■ **YOUR INSTRUCTIONS**: The entries below should be transcribed in their entirety, exactly as written.

==================================================

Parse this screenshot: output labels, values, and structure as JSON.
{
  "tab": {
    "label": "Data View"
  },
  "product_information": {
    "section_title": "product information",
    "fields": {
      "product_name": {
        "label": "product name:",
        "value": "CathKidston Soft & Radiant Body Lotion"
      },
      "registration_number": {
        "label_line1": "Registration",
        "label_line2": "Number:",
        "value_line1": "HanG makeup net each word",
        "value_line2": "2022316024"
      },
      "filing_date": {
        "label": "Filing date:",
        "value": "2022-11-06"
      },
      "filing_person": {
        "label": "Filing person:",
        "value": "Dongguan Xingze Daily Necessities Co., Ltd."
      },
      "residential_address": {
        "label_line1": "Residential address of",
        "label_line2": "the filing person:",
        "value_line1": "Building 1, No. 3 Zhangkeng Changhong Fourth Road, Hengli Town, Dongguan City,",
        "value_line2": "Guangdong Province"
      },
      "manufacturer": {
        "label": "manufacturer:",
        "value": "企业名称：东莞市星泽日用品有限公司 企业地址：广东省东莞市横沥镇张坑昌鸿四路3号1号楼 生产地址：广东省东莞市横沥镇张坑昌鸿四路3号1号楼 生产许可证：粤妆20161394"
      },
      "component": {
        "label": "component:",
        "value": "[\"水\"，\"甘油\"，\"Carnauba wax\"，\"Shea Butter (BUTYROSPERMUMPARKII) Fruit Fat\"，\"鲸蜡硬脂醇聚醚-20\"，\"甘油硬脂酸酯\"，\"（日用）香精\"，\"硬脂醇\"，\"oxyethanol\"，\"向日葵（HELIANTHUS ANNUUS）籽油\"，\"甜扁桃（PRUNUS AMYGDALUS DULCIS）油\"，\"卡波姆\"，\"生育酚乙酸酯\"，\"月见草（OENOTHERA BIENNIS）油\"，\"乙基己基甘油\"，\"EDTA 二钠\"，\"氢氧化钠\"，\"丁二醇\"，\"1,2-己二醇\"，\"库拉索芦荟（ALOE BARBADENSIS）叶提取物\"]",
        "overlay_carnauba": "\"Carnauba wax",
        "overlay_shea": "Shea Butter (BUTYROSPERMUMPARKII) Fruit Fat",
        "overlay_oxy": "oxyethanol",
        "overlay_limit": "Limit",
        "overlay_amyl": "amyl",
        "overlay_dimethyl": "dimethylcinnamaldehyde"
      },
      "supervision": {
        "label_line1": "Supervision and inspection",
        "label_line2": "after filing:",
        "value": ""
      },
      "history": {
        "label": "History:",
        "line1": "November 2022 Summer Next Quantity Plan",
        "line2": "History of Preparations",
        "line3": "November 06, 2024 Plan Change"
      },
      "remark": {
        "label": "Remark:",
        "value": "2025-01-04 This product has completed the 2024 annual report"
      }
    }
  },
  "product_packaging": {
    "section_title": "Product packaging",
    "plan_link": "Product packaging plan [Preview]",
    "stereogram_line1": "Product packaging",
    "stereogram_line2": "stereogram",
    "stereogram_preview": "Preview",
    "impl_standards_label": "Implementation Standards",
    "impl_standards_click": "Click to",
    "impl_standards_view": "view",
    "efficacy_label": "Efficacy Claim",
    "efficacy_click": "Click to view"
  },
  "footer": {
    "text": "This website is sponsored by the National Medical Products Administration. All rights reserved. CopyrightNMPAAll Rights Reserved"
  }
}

==================================================

■ **OUTPUT OF THE EXERCISE**:
Parse this screenshot: output labels, values, and structure as JSON.
{
  "tab": {
    "label": "Data View"
  },
  "product_information": {
    "section_title": "product information",
    "fields": {
      "product_name": {
        "label": "product name:",
        "value": "CathKidston Soft & Radiant Body Lotion"
      },
      "registration_number": {
        "label_line1": "Registration",
        "label_line2": "Number:",
        "value_line1": "HanG makeup net each word",
        "value_line2": "2022316024"
      },
      "filing_date": {
        "label": "Filing date:",
        "value": "2022-11-06"
      },
      "filing_person": {
        "label": "Filing person:",
        "value": "Dongguan Xingze Daily Necessities Co., Ltd."
      },
      "residential_address": {
        "label_line1": "Residential address of",
        "label_line2": "the filing person:",
        "value_line1": "Building 1, No. 3 Zhangkeng Changhong Fourth Road, Hengli Town, Dongguan City,",
        "value_line2": "Guangdong Province"
      },
      "manufacturer": {
        "label": "manufacturer:",
        "value": "企业名称：东莞市星泽日用品有限公司 企业地址：广东省东莞市横沥镇张坑昌鸿四路3号1号楼 生产地址：广东省东莞市横沥镇张坑昌鸿四路3号1号楼 生产许可证：粤妆20161394"
      },
      "component": {
        "label": "component:",
        "value": "[\"水\"，\"甘油\"，\"Carnauba wax\"，\"Shea Butter (BUTYROSPERMUMPARKII) Fruit Fat\"，\"鲸蜡硬脂醇聚醚-20\"，\"甘油硬脂酸酯\"，\"（日用）香精\"，\"硬脂醇\"，\"oxyethanol\"，\"向日葵（HELIANTHUS ANNUUS）籽油\"，\"甜扁桃（PRUNUS AMYGDALUS DULCIS）油\"，\"卡波姆\"，\"生育酚乙酸酯\"，\"月见草（OENOTHERA BIENNIS）油\"，\"乙基己基甘油\"，\"EDTA 二钠\"，\"氢氧化钠\"，\"丁二醇\"，\"1,2-己二醇\"，\"库拉索芦荟（ALOE BARBADENSIS）叶提取物\"]",
        "overlay_carnauba": "\"Carnauba wax",
        "overlay_shea": "Shea Butter (BUTYROSPERMUMPARKII) Fruit Fat",
        "overlay_oxy": "oxyethanol",
        "overlay_limit": "Limit",
        "overlay_amyl": "amyl",
        "overlay_dimethyl": "dimethylcinnamaldehyde"
      },
      "supervision": {
        "label_line1": "Supervision and inspection",
        "label_line2": "after filing:",
        "value": ""
      },
      "history": {
        "label": "History:",
        "line1": "November 2022 Summer Next Quantity Plan",
        "line2": "History of Preparations",
        "line3": "November 06, 2024 Plan Change"
      },
      "remark": {
        "label": "Remark:",
        "value": "2025-01-04 This product has completed the 2024 annual report"
      }
    }
  },
  "product_packaging": {
    "section_title": "Product packaging",
    "plan_link": "Product packaging plan [Preview]",
    "stereogram_line1": "Product packaging",
    "stereogram_line2": "stereogram",
    "stereogram_preview": "Preview",
    "impl_standards_label": "Implementation Standards",
    "impl_standards_click": "Click to",
    "impl_standards_view": "view",
    "efficacy_label": "Efficacy Claim",
    "efficacy_click": "Click to view"
  },
  "footer": {
    "text": "This website is sponsored by the National Medical Products Administration. All rights reserved. CopyrightNMPAAll Rights Reserved"
  }
}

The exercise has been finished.